- [PROBLEM DESCRIPTION]
Skip every picture and transcribe the remaining material exactly.

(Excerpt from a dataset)
────────────────────

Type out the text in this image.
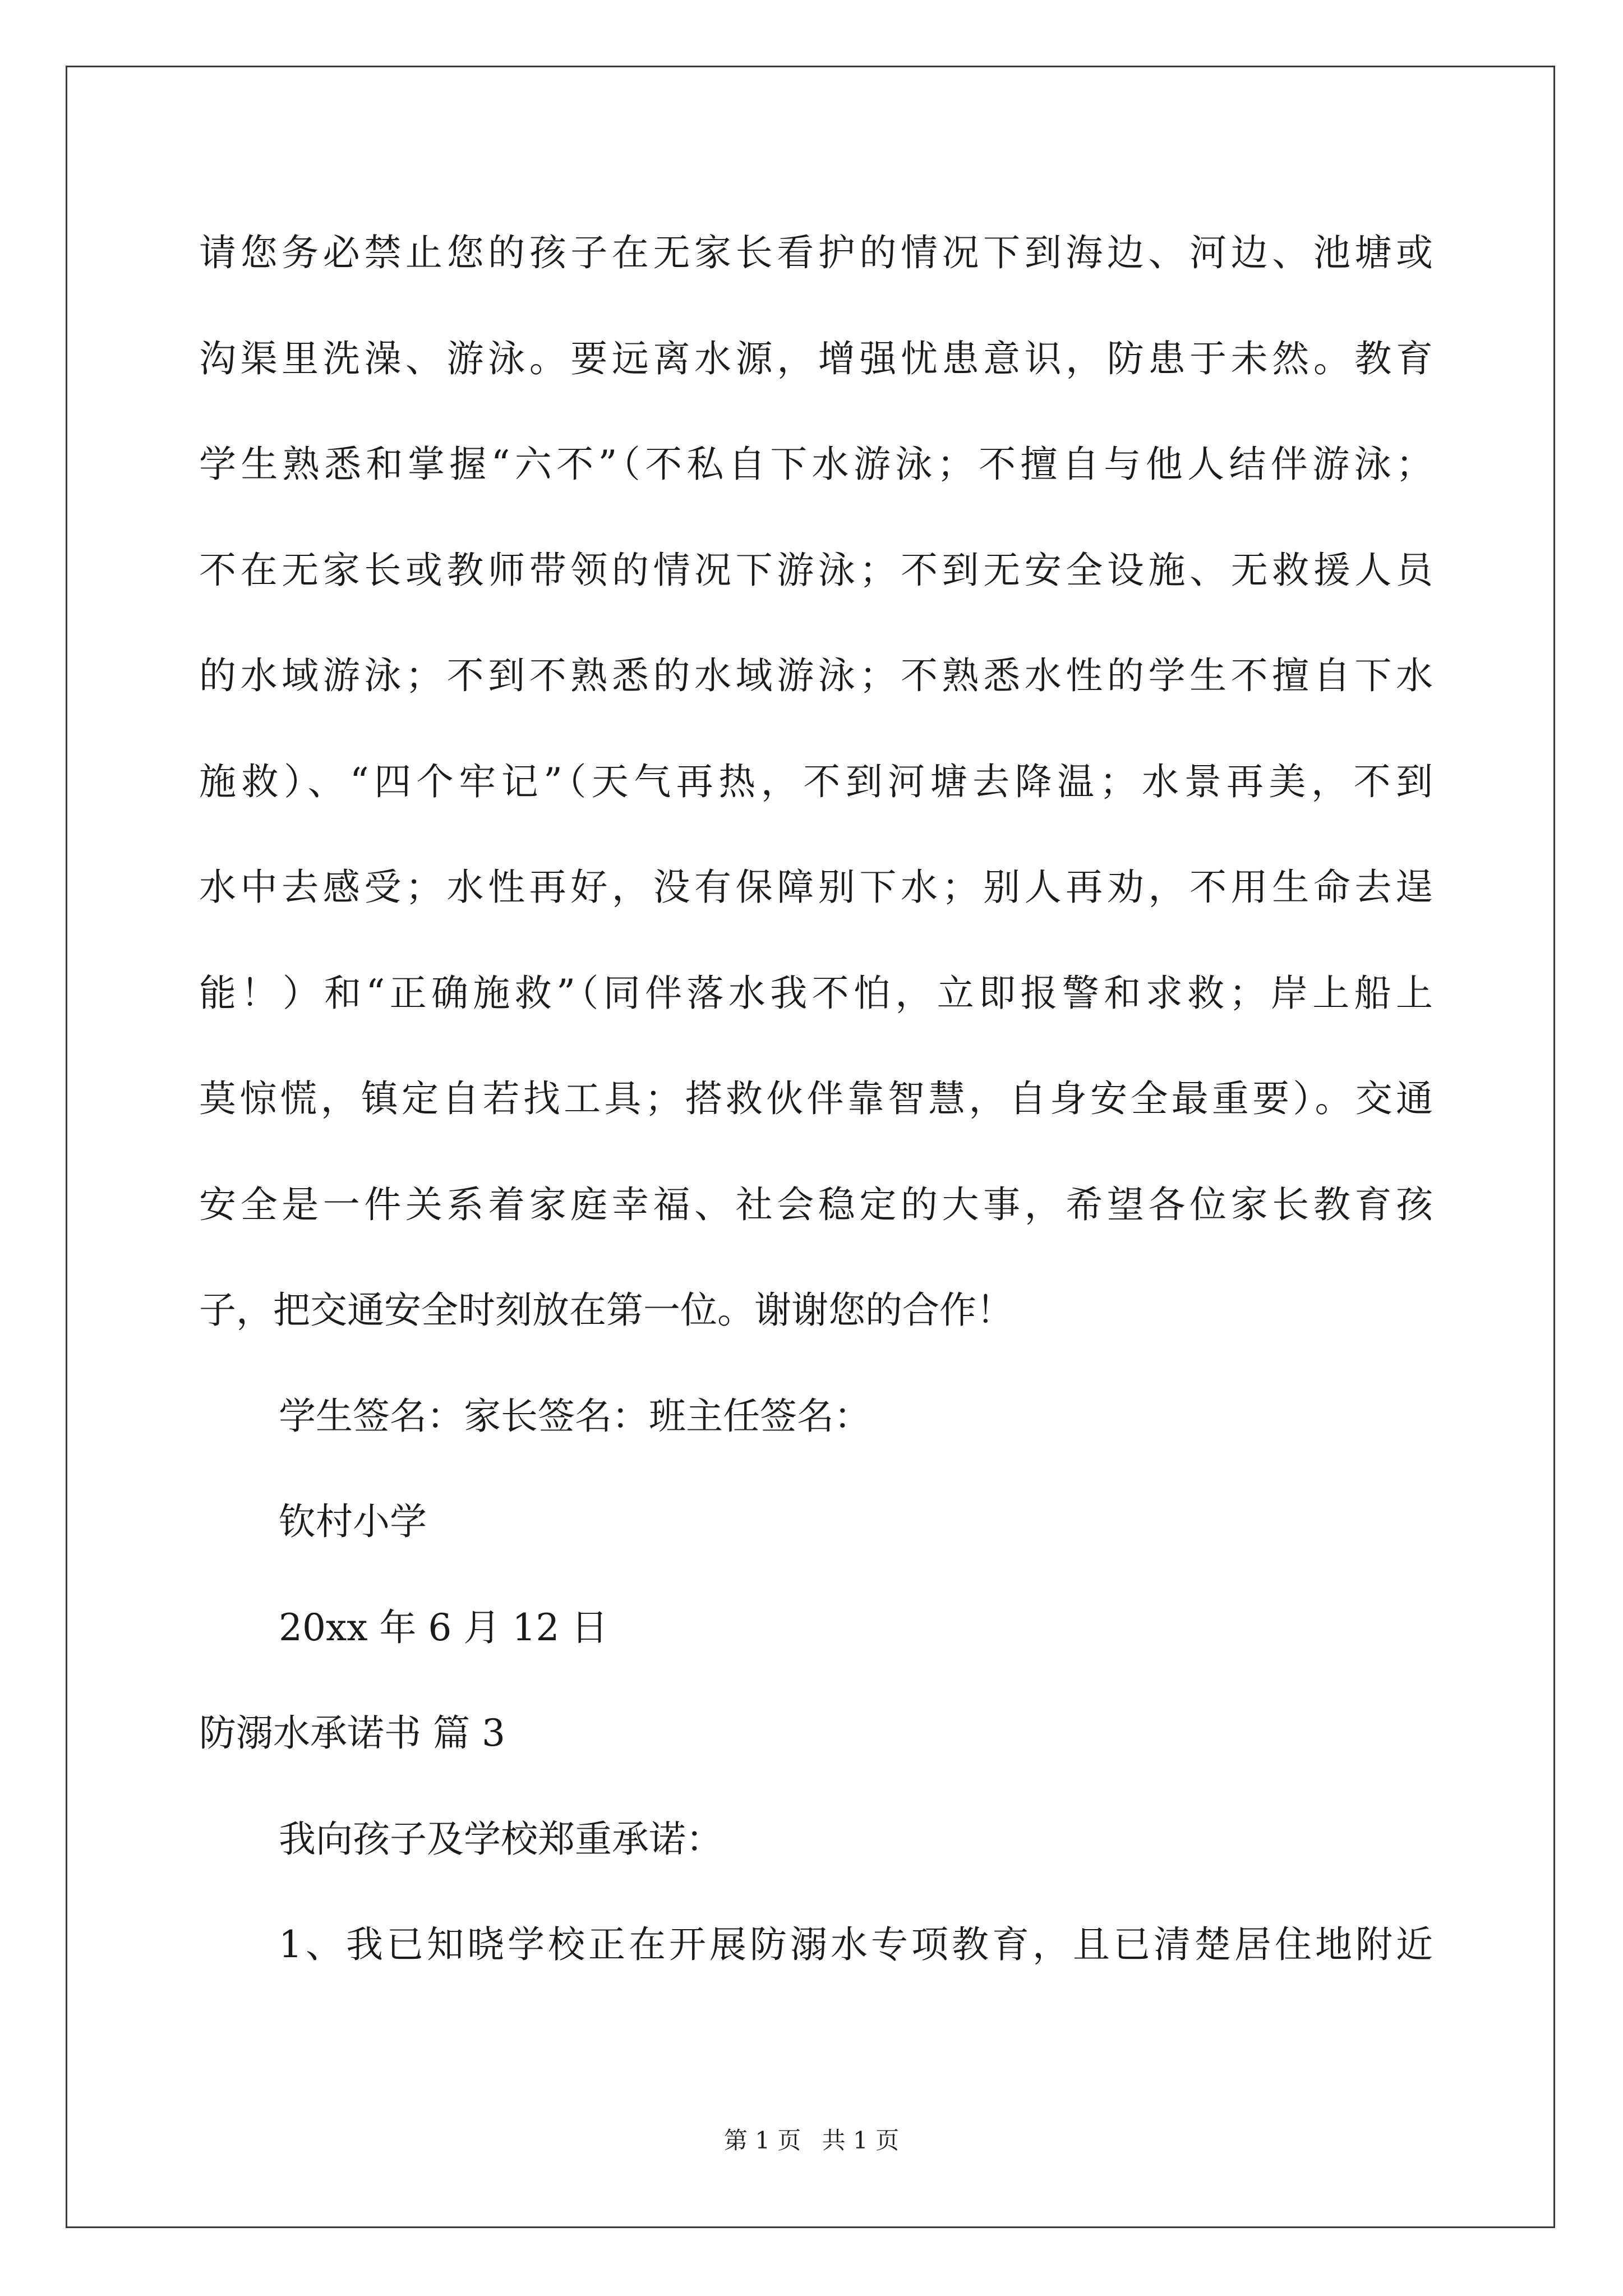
请您务必禁止您的孩子在无家长看护的情况下到海边、河边、池塘或
沟渠里洗澡、游泳。要远离水源，增强忧患意识，防患于未然。教育
学生熟悉和掌握“六不”（不私自下水游泳；不擅自与他人结伴游泳；
不在无家长或教师带领的情况下游泳；不到无安全设施、无救援人员
的水域游泳；不到不熟悉的水域游泳；不熟悉水性的学生不擅自下水
施救）、“四个牢记”（天气再热，不到河塘去降温；水景再美，不到
水中去感受；水性再好，没有保障别下水；别人再劝，不用生命去逞
能！）和“正确施救”（同伴落水我不怕，立即报警和求救；岸上船上
莫惊慌，镇定自若找工具；搭救伙伴靠智慧，自身安全最重要）。交通
安全是一件关系着家庭幸福、社会稳定的大事，希望各位家长教育孩
子，把交通安全时刻放在第一位。谢谢您的合作！
学生签名：家长签名：班主任签名：
钦村小学
20xx 年 6 月 12 日
防溺水承诺书 篇 3
我向孩子及学校郑重承诺：
1、我已知晓学校正在开展防溺水专项教育，且已清楚居住地附近
第 1 页 共 1 页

────────────────────

- [REPLY TO THE EXERCISE]
Type out the text in this image.
请您务必禁止您的孩子在无家长看护的情况下到海边、河边、池塘或
沟渠里洗澡、游泳。要远离水源，增强忧患意识，防患于未然。教育
学生熟悉和掌握“六不”（不私自下水游泳；不擅自与他人结伴游泳；
不在无家长或教师带领的情况下游泳；不到无安全设施、无救援人员
的水域游泳；不到不熟悉的水域游泳；不熟悉水性的学生不擅自下水
施救）、“四个牢记”（天气再热，不到河塘去降温；水景再美，不到
水中去感受；水性再好，没有保障别下水；别人再劝，不用生命去逞
能！）和“正确施救”（同伴落水我不怕，立即报警和求救；岸上船上
莫惊慌，镇定自若找工具；搭救伙伴靠智慧，自身安全最重要）。交通
安全是一件关系着家庭幸福、社会稳定的大事，希望各位家长教育孩
子，把交通安全时刻放在第一位。谢谢您的合作！
学生签名：家长签名：班主任签名：
钦村小学
20xx 年 6 月 12 日
防溺水承诺书 篇 3
我向孩子及学校郑重承诺：
1、我已知晓学校正在开展防溺水专项教育，且已清楚居住地附近
第 1 页 共 1 页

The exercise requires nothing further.